■ **Your goal**
Filter the data for lines with the word "bold", then copy every line so identified.
╭─ Source data
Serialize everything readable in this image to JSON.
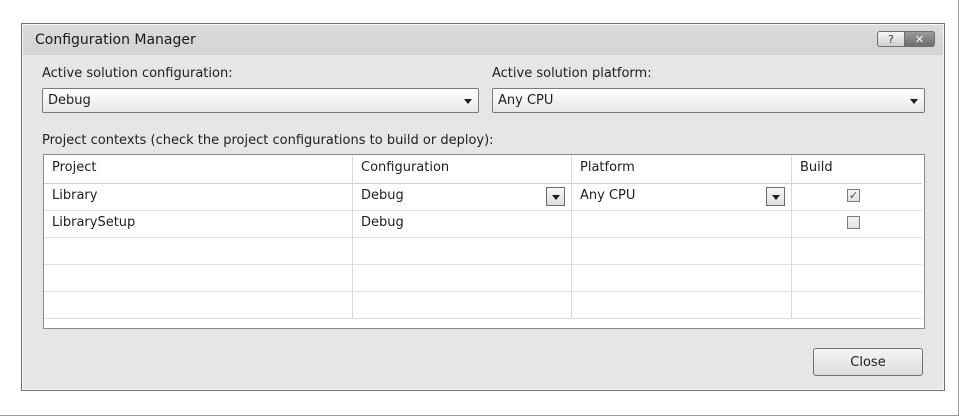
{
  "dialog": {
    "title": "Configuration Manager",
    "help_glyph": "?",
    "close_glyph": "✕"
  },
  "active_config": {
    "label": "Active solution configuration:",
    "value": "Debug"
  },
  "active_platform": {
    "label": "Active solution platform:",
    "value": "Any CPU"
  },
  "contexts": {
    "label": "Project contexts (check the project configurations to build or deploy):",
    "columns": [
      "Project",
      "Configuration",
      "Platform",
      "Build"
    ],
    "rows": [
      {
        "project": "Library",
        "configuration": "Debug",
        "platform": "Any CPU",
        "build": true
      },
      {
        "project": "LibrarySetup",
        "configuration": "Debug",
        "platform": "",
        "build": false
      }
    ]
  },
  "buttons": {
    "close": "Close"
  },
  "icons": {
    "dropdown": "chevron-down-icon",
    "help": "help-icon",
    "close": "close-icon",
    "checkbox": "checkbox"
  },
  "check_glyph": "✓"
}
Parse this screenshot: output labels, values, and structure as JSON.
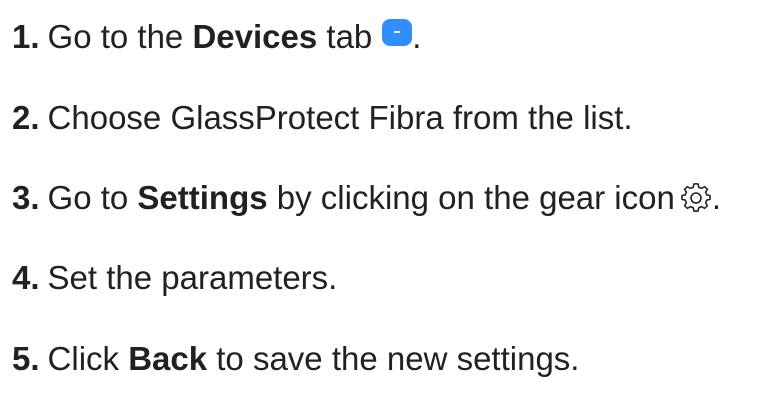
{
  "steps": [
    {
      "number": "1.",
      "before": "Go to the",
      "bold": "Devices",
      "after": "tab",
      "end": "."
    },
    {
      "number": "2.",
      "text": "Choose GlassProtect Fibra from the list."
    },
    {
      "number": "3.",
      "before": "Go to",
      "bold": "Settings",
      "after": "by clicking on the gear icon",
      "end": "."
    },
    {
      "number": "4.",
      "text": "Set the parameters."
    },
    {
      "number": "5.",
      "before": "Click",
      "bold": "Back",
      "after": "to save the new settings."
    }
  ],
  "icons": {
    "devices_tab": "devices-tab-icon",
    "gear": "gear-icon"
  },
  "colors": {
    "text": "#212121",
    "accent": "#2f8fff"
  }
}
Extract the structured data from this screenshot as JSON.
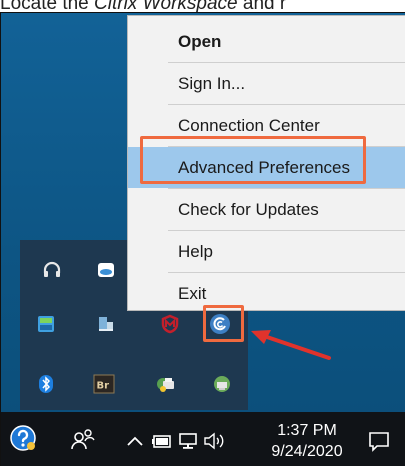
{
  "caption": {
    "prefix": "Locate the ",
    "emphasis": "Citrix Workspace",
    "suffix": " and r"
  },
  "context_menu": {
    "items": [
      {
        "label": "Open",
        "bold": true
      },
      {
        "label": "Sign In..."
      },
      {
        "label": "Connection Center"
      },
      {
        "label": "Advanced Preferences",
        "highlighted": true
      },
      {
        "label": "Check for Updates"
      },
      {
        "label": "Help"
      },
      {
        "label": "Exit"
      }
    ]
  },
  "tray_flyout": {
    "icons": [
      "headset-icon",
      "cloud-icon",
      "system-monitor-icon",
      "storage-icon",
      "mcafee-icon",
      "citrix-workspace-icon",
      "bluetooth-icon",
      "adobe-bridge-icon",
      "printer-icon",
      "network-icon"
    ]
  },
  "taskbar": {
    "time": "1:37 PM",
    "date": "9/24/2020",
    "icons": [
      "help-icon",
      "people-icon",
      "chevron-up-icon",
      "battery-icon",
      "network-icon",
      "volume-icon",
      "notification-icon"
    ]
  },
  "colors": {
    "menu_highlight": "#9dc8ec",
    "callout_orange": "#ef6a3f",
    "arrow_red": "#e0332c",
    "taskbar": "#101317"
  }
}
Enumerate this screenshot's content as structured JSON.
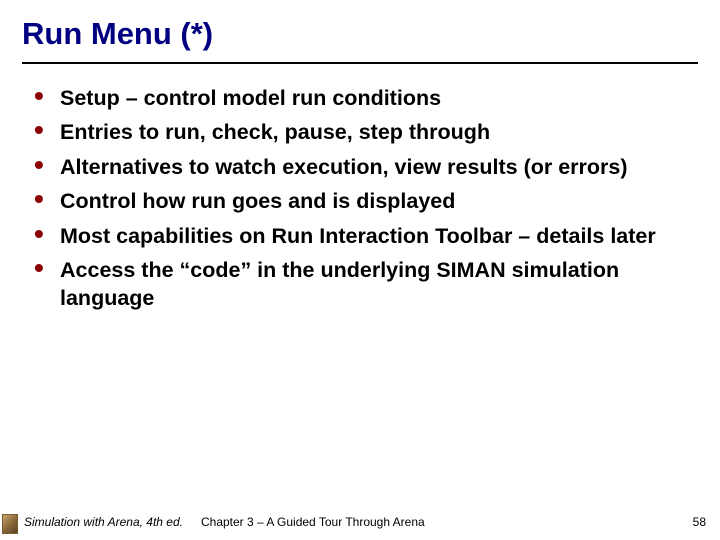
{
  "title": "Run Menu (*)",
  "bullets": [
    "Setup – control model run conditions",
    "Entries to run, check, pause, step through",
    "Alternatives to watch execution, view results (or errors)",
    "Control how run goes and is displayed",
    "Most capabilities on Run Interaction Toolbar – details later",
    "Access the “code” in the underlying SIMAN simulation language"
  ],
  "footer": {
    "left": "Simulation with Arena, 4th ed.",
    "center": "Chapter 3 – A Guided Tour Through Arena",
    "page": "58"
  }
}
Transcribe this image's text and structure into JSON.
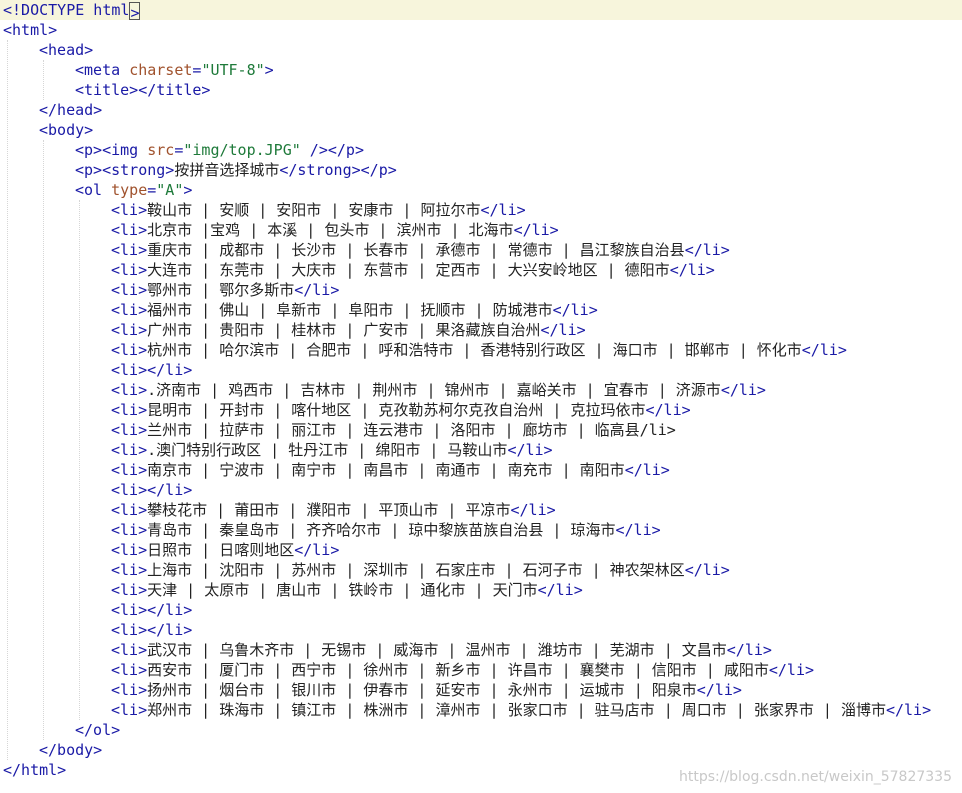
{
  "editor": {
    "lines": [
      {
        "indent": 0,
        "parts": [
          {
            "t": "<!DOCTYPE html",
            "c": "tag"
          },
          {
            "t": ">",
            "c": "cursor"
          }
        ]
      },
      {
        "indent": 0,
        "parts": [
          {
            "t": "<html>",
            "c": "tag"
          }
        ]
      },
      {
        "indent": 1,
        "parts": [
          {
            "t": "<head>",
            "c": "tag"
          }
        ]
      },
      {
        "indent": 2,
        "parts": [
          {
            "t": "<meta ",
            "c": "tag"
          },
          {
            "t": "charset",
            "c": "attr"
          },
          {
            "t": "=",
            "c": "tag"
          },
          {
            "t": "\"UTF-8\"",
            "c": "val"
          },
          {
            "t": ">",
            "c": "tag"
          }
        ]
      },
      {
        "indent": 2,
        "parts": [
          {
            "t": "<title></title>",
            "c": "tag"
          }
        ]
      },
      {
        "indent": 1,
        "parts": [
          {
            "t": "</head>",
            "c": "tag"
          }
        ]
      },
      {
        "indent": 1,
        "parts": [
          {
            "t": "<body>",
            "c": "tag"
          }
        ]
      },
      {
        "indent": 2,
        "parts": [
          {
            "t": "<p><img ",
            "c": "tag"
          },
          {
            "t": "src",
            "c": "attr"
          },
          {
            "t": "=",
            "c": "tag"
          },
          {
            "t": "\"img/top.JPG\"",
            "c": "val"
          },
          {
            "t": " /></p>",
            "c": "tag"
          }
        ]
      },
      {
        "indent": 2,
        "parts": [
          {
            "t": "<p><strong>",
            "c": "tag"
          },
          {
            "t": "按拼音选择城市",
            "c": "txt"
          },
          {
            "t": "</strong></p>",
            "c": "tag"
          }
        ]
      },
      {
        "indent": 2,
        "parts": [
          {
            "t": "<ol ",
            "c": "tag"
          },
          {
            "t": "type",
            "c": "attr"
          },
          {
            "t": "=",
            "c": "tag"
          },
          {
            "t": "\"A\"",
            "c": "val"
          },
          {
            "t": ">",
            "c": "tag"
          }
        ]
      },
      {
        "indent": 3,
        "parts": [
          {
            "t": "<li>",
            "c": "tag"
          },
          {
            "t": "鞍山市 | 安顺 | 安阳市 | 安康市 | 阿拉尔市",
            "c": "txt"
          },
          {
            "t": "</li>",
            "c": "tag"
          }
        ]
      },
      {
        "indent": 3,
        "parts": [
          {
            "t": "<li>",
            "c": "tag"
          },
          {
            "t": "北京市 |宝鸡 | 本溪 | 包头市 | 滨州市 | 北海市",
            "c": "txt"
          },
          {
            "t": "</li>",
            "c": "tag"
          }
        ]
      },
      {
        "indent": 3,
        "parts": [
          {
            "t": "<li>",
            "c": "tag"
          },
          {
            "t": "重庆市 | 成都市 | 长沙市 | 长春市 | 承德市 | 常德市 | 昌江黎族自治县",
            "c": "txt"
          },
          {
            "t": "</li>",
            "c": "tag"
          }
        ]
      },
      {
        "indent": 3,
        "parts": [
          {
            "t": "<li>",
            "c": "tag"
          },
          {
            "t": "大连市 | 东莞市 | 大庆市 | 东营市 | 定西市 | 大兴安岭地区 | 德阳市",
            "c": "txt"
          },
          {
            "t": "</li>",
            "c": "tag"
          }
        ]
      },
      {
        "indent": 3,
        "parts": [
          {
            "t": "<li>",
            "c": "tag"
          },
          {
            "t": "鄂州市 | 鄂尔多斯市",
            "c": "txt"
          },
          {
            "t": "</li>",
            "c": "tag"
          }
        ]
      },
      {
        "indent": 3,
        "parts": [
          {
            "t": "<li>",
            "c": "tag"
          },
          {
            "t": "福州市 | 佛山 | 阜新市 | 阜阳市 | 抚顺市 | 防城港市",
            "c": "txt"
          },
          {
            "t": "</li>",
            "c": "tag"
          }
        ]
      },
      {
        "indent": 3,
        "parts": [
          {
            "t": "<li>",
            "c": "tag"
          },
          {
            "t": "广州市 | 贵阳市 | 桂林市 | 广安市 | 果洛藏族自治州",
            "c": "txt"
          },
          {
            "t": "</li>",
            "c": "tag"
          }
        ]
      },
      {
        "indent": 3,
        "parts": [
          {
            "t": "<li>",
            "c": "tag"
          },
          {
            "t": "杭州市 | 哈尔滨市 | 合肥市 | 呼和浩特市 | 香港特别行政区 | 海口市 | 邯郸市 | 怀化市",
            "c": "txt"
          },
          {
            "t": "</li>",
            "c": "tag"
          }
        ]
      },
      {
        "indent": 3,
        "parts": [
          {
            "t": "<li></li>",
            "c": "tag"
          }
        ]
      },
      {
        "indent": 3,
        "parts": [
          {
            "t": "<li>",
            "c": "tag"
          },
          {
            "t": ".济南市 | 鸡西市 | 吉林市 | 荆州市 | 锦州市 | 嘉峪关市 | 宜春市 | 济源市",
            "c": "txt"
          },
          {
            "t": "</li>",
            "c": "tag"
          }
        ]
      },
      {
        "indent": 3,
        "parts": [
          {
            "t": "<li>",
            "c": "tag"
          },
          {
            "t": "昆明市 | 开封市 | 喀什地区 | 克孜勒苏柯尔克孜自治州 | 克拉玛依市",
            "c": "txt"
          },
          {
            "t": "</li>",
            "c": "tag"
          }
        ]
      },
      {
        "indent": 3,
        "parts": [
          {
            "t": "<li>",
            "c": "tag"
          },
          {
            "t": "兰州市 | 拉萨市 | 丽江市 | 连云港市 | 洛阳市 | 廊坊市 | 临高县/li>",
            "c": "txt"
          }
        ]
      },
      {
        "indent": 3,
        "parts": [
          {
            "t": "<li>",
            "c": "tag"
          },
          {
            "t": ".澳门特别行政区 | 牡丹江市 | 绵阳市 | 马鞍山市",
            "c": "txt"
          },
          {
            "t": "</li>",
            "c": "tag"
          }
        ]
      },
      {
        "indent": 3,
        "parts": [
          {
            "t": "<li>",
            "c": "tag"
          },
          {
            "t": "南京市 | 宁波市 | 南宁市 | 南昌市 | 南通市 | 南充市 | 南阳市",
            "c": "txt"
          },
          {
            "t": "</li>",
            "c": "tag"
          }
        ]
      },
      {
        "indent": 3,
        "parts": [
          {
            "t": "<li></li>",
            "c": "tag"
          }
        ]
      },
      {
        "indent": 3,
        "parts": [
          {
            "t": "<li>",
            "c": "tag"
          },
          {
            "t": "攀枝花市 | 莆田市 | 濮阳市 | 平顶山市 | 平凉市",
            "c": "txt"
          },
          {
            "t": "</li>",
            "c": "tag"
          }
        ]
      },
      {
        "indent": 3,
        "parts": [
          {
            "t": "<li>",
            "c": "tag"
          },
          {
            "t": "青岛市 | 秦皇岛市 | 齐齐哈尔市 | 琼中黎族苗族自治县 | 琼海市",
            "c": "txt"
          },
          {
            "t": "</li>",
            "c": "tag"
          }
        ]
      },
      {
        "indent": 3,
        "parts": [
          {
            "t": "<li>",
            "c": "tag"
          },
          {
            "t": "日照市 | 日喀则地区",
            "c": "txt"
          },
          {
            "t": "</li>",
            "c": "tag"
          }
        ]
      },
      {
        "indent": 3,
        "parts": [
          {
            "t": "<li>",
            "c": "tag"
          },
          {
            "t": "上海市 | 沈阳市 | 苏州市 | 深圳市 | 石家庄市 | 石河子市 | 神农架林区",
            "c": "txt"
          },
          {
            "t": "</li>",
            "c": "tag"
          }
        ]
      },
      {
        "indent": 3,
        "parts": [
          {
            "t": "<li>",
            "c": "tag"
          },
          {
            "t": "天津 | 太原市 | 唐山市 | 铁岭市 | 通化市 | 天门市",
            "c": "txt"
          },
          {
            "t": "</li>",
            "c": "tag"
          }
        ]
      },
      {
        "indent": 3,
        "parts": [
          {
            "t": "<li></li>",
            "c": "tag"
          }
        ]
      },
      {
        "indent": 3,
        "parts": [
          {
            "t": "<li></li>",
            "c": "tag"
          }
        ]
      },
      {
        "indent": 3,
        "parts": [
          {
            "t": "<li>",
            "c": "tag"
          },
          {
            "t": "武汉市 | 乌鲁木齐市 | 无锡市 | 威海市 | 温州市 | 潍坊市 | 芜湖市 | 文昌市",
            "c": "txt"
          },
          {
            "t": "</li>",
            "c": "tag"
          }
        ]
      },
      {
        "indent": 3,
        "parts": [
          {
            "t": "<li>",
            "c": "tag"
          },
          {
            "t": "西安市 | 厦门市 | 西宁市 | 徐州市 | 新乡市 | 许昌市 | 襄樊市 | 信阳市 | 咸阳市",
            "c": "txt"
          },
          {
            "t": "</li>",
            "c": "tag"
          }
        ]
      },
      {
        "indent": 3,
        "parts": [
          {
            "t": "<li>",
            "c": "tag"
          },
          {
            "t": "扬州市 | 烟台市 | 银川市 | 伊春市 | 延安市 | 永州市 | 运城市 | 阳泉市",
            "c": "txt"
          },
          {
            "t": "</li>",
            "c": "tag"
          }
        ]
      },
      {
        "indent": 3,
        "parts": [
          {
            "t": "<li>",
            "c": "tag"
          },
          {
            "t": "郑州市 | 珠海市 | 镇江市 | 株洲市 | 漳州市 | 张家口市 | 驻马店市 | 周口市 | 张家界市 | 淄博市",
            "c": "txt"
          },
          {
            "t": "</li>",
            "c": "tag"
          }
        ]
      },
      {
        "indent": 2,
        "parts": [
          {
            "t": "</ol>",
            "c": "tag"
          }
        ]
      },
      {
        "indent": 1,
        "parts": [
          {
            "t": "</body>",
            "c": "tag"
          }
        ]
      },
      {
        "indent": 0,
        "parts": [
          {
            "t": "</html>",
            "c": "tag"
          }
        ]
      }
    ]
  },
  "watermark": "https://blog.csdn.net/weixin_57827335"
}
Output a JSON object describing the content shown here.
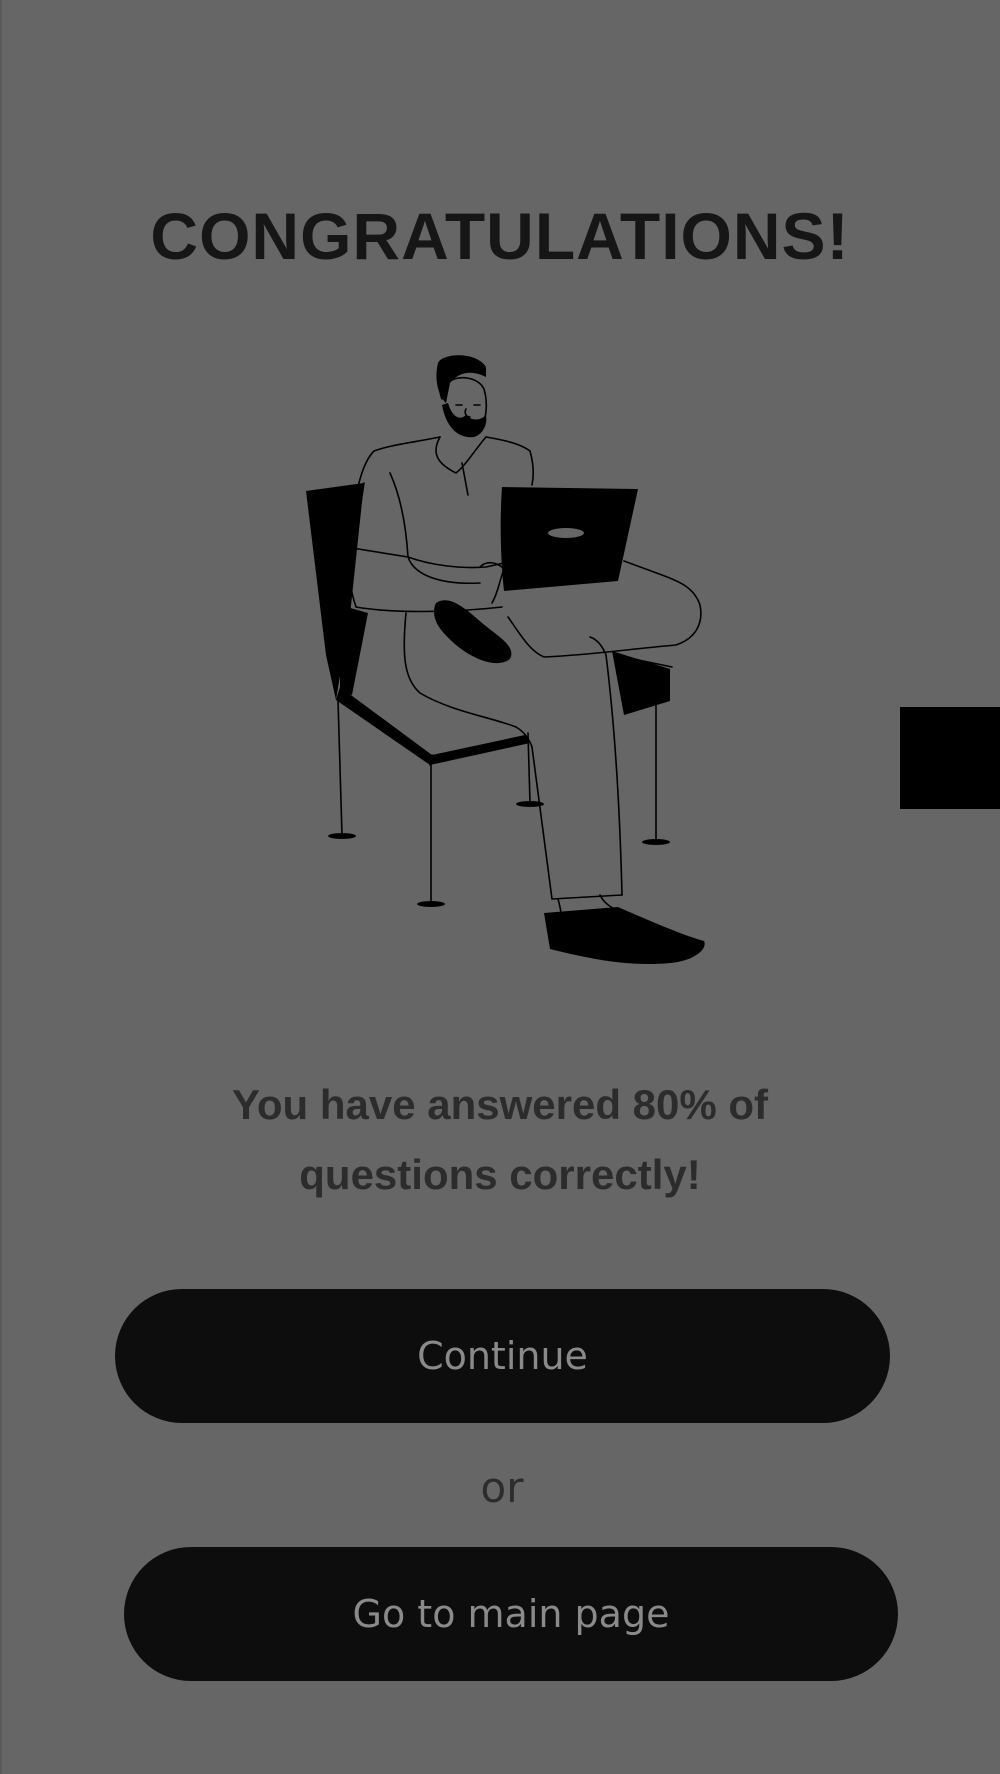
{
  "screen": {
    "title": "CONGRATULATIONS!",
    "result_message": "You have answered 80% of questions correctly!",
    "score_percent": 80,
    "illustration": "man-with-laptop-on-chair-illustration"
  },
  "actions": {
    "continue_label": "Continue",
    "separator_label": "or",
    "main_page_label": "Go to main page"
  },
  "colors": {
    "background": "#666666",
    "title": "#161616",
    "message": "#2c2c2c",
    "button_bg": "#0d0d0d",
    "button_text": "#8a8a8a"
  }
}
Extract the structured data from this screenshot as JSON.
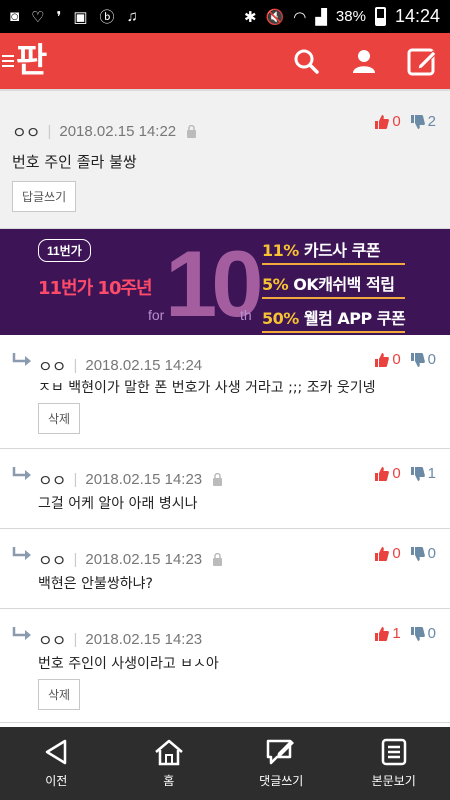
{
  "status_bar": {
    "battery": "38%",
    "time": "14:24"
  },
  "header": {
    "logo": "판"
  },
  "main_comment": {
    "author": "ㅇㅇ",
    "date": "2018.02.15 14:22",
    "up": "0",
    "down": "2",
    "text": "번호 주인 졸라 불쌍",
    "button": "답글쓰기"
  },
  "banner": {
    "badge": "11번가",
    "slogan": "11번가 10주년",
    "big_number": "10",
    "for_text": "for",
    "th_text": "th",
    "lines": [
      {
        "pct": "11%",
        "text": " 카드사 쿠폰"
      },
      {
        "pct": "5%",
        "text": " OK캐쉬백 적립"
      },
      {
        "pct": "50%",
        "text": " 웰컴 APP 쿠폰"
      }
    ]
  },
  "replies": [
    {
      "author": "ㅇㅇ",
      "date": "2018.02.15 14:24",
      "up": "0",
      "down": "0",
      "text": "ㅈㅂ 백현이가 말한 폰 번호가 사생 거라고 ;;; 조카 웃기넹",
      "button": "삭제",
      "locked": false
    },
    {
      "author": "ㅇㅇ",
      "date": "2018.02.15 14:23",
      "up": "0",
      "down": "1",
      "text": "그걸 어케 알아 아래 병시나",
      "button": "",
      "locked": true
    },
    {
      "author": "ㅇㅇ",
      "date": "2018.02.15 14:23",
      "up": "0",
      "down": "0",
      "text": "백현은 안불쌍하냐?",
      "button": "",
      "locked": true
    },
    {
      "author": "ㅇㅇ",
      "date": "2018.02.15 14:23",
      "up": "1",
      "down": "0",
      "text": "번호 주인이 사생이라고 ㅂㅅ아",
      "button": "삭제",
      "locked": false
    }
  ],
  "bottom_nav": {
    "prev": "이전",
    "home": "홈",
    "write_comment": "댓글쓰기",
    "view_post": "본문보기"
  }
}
╰─
■ **Worked solution**
      "bold": "Devices",
      "bold": "Settings",
      "bold": "Back",
        "bold": true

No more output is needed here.